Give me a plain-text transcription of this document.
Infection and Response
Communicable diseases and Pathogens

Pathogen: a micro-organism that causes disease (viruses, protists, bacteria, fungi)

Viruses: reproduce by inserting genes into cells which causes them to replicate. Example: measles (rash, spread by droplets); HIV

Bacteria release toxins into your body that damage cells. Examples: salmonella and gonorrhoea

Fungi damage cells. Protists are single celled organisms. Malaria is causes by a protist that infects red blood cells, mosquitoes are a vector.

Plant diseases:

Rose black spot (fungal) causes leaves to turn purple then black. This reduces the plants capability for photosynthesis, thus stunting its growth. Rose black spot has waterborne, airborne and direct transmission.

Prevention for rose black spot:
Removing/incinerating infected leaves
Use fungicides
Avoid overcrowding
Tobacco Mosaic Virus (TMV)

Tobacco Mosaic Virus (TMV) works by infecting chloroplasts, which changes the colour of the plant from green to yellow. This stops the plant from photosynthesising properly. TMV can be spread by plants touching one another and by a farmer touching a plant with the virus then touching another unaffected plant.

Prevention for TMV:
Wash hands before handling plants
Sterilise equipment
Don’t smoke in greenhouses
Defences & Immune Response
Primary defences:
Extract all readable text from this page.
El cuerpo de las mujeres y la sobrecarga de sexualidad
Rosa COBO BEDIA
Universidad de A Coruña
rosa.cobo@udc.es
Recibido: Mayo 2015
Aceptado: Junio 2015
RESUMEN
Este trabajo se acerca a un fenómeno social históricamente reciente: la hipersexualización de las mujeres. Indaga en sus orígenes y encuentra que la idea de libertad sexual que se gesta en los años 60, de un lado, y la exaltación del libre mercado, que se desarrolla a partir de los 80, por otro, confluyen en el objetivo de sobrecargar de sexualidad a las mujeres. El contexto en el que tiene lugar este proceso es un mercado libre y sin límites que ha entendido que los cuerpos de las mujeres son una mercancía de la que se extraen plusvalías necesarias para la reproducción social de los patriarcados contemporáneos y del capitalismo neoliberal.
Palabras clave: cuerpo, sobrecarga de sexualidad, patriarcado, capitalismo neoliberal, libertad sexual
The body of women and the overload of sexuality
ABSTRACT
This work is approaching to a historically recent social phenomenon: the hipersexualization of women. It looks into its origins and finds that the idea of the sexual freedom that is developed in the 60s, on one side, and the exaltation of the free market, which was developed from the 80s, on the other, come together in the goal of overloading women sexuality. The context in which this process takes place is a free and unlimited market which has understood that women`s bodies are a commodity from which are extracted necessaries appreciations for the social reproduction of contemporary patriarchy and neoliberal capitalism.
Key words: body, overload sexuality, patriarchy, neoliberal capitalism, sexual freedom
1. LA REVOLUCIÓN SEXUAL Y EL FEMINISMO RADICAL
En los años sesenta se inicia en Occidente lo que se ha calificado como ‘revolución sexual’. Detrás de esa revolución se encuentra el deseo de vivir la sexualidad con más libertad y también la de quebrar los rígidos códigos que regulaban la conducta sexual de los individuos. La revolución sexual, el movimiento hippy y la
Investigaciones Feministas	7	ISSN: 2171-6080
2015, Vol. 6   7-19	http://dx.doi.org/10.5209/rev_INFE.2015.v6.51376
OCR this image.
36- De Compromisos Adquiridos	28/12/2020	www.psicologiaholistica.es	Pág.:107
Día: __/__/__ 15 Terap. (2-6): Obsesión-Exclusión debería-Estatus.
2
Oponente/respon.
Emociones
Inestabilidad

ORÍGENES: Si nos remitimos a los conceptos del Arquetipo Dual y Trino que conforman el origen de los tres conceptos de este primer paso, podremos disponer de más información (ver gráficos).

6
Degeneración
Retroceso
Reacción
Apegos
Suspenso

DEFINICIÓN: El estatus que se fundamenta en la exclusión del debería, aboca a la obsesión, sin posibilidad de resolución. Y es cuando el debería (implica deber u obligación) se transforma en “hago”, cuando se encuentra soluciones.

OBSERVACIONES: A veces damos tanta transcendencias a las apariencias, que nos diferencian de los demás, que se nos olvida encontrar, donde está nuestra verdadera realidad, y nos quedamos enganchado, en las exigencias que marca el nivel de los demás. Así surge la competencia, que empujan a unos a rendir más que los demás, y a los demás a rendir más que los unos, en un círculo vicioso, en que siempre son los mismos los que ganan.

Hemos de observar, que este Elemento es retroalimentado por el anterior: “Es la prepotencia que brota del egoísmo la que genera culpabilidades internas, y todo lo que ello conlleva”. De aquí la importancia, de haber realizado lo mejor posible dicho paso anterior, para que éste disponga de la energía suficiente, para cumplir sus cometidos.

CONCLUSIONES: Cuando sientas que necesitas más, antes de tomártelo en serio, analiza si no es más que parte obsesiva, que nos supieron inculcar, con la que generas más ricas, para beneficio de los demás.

————————

Among the lines above, list those that contain the word "Mosaic".

Tobacco Mosaic Virus (TMV)
Tobacco Mosaic Virus (TMV) works by infecting chloroplasts, which changes the colour of the plant from green to yellow. This stops the plant from photosynthesising properly. TMV can be spread by plants touching one another and by a farmer touching a plant with the virus then touching another unaffected plant.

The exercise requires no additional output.